### Input rows ###
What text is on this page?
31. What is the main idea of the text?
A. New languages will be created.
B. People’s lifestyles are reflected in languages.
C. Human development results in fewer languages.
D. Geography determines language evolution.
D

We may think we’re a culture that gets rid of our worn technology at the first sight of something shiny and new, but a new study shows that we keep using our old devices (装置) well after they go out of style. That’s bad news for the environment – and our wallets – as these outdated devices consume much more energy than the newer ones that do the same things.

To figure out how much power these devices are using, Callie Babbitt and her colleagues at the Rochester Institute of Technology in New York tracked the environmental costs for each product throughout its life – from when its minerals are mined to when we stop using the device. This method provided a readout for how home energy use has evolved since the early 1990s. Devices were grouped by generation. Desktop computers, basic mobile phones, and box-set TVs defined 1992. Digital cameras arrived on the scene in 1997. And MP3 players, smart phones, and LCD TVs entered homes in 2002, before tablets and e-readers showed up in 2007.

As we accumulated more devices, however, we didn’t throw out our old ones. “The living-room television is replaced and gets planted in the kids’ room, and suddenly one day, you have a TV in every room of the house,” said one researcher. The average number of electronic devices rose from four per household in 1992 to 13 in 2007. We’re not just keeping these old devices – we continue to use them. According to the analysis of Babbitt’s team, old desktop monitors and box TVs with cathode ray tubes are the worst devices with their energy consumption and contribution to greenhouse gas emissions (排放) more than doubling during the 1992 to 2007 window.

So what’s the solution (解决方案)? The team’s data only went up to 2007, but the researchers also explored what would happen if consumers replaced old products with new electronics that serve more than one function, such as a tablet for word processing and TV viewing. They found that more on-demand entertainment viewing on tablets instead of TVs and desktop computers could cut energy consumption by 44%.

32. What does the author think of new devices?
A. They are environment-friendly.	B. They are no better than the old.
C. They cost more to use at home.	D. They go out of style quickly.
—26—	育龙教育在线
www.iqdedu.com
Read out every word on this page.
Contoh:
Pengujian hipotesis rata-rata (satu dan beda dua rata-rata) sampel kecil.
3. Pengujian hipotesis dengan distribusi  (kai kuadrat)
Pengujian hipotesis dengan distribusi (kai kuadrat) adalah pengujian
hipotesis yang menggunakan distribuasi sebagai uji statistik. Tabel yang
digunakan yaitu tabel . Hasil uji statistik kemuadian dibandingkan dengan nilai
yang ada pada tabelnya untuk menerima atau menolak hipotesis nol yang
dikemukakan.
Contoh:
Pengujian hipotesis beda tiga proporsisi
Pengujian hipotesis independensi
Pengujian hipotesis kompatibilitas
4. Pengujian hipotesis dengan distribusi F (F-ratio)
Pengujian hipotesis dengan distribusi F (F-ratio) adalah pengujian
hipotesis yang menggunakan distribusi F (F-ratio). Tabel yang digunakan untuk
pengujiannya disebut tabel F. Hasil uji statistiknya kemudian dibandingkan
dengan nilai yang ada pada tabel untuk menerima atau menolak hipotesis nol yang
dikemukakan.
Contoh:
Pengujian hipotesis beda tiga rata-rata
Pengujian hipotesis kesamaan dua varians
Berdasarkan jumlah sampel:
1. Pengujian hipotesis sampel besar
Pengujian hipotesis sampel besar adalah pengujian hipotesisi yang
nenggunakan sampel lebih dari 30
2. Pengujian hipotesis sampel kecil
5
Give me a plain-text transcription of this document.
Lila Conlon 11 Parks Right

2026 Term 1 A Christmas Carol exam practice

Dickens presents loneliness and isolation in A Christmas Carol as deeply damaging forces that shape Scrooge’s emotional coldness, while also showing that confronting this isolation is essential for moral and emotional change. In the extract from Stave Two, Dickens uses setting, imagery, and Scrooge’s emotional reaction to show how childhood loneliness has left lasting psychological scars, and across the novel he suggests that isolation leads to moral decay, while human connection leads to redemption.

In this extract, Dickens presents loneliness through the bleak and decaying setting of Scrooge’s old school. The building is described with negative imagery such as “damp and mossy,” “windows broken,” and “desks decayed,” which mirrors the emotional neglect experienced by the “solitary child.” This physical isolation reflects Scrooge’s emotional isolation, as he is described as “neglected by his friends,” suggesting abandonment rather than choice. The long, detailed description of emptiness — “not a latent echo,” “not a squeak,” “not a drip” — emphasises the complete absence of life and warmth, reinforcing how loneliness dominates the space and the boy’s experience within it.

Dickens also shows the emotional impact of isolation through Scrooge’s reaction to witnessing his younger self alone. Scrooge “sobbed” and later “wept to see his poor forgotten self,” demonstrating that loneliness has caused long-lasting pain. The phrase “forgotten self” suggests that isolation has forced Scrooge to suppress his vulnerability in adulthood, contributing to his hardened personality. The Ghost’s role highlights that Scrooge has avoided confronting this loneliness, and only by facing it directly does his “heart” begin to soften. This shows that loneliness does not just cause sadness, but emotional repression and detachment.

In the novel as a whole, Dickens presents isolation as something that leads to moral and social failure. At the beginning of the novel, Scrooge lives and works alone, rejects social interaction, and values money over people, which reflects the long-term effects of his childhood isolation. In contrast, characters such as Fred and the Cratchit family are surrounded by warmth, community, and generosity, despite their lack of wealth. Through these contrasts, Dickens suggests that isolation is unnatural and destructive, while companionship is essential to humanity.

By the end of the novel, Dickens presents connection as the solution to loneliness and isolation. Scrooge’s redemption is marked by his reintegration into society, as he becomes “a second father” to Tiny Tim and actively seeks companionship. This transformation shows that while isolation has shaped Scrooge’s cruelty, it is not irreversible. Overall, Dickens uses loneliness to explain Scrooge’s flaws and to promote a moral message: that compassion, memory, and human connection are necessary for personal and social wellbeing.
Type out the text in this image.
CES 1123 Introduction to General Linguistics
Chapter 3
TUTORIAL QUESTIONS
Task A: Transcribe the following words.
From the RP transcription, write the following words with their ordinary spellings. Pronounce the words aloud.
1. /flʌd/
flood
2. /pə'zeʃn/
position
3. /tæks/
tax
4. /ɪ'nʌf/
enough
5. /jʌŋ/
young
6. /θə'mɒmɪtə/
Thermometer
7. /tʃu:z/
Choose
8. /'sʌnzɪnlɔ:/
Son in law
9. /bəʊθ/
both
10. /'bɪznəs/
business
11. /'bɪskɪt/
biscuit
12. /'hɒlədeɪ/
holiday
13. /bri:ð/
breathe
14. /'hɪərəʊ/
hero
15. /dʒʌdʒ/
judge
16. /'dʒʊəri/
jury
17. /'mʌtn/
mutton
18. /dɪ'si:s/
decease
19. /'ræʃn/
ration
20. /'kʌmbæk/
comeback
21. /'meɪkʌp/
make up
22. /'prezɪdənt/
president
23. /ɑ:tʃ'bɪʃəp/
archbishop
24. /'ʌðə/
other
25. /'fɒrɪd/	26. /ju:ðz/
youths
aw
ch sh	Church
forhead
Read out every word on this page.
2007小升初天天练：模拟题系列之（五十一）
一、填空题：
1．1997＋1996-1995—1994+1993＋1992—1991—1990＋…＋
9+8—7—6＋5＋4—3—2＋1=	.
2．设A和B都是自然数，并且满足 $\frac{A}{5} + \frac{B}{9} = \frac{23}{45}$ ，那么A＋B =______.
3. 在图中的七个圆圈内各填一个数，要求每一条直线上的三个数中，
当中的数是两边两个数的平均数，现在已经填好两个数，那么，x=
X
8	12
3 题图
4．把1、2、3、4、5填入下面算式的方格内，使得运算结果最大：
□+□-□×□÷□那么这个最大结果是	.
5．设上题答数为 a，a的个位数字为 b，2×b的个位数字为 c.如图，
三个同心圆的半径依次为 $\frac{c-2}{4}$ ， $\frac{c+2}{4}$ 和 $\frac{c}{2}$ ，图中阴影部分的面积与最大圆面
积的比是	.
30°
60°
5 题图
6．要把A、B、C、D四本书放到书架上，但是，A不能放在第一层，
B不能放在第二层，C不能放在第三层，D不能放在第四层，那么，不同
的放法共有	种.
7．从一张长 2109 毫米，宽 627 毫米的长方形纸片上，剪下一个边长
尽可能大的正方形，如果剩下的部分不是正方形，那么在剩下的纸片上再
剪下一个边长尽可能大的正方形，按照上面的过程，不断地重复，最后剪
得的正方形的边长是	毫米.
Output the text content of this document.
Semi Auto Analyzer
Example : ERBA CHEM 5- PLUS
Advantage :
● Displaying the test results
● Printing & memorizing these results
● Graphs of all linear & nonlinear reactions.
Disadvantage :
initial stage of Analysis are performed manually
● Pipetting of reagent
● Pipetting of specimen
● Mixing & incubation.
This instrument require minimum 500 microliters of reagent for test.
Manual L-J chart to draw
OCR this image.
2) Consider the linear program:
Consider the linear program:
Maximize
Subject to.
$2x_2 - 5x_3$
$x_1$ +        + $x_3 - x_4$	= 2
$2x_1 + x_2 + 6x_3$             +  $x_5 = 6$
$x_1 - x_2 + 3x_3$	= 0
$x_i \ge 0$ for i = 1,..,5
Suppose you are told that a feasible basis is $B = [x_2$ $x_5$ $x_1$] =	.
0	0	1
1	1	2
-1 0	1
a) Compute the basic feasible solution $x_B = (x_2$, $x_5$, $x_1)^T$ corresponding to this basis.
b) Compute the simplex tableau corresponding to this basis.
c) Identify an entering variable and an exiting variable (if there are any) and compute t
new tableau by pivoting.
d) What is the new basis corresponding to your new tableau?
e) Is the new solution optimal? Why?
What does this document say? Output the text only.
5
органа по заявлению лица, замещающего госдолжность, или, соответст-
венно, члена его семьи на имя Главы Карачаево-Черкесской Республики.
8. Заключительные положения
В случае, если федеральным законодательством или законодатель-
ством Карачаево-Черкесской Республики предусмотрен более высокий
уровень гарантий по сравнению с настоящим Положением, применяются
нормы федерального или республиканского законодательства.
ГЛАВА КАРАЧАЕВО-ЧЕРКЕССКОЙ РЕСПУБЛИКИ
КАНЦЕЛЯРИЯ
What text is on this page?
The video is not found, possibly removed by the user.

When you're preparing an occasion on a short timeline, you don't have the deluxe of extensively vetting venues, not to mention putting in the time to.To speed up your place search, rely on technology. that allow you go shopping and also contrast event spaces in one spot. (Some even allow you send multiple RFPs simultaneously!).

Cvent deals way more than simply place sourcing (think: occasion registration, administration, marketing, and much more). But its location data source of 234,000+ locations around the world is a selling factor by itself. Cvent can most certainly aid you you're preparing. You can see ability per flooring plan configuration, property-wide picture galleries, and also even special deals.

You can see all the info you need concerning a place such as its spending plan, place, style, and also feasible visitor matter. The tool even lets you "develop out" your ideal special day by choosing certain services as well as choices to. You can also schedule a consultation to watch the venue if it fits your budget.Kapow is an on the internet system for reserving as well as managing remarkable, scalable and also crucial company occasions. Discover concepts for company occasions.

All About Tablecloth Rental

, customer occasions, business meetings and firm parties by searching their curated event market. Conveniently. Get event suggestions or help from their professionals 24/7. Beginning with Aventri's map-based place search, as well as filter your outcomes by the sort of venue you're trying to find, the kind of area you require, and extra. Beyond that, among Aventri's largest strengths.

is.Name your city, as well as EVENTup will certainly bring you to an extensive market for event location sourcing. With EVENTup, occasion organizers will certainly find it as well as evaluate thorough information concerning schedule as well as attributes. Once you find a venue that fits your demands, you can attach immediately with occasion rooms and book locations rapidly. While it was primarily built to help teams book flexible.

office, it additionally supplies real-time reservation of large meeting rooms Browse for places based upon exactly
###
## Problem to work on
Scan the records for the string "energy". Copy each line in which it appears.

## Exercise solution
We may think we’re a culture that gets rid of our worn technology at the first sight of something shiny and new, but a new study shows that we keep using our old devices (装置) well after they go out of style. That’s bad news for the environment – and our wallets – as these outdated devices consume much more energy than the newer ones that do the same things.
To figure out how much power these devices are using, Callie Babbitt and her colleagues at the Rochester Institute of Technology in New York tracked the environmental costs for each product throughout its life – from when its minerals are mined to when we stop using the device. This method provided a readout for how home energy use has evolved since the early 1990s. Devices were grouped by generation. Desktop computers, basic mobile phones, and box-set TVs defined 1992. Digital cameras arrived on the scene in 1997. And MP3 players, smart phones, and LCD TVs entered homes in 2002, before tablets and e-readers showed up in 2007.
As we accumulated more devices, however, we didn’t throw out our old ones. “The living-room television is replaced and gets planted in the kids’ room, and suddenly one day, you have a TV in every room of the house,” said one researcher. The average number of electronic devices rose from four per household in 1992 to 13 in 2007. We’re not just keeping these old devices – we continue to use them. According to the analysis of Babbitt’s team, old desktop monitors and box TVs with cathode ray tubes are the worst devices with their energy consumption and contribution to greenhouse gas emissions (排放) more than doubling during the 1992 to 2007 window.
So what’s the solution (解决方案)? The team’s data only went up to 2007, but the researchers also explored what would happen if consumers replaced old products with new electronics that serve more than one function, such as a tablet for word processing and TV viewing. They found that more on-demand entertainment viewing on tablets instead of TVs and desktop computers could cut energy consumption by 44%.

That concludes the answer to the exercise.